Figure contents as structured data
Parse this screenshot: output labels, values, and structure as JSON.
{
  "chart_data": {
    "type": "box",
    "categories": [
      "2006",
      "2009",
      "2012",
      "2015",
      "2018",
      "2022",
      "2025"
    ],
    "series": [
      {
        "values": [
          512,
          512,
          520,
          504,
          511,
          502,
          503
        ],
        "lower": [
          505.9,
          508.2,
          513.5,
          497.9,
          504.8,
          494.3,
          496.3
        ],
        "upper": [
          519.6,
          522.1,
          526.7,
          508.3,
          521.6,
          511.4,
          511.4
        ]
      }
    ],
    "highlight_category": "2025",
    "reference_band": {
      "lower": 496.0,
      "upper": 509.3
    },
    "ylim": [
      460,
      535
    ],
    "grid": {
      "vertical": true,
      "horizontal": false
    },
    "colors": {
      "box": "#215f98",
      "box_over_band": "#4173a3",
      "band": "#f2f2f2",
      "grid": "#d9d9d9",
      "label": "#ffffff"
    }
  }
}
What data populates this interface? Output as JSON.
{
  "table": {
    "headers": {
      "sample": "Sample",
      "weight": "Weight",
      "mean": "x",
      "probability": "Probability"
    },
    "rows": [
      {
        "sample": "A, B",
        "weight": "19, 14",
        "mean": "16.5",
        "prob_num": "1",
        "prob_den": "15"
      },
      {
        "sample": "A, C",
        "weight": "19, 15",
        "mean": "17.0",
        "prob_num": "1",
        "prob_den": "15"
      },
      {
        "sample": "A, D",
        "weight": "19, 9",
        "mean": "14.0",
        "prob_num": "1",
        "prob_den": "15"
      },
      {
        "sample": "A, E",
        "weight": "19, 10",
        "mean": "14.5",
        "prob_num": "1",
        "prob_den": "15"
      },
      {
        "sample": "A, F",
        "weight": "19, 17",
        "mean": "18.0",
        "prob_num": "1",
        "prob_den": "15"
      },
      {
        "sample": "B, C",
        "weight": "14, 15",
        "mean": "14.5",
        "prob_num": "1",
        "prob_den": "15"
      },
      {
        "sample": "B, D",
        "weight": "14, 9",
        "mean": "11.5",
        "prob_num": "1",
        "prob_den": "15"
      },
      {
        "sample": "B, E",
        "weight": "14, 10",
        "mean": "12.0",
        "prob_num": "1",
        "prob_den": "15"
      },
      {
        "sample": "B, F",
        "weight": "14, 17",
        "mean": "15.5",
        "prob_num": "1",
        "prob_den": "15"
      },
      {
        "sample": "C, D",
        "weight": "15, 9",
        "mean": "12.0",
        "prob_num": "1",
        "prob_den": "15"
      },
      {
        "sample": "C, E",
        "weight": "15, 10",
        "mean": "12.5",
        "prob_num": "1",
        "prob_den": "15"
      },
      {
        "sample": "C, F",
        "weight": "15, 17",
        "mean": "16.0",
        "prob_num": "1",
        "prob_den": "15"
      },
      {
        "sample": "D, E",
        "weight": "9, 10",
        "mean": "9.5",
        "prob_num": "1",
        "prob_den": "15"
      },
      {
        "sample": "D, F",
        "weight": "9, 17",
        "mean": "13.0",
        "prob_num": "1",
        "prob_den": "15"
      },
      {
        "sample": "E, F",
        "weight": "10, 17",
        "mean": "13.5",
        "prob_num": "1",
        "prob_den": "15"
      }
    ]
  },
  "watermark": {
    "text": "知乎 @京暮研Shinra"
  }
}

◆ What is required
Look through the data above. Find each line with the string "this" and copy it.

◆ Problem solution
Parse this screenshot: output labels, values, and structure as JSON.
What data populates this interface? Output as JSON.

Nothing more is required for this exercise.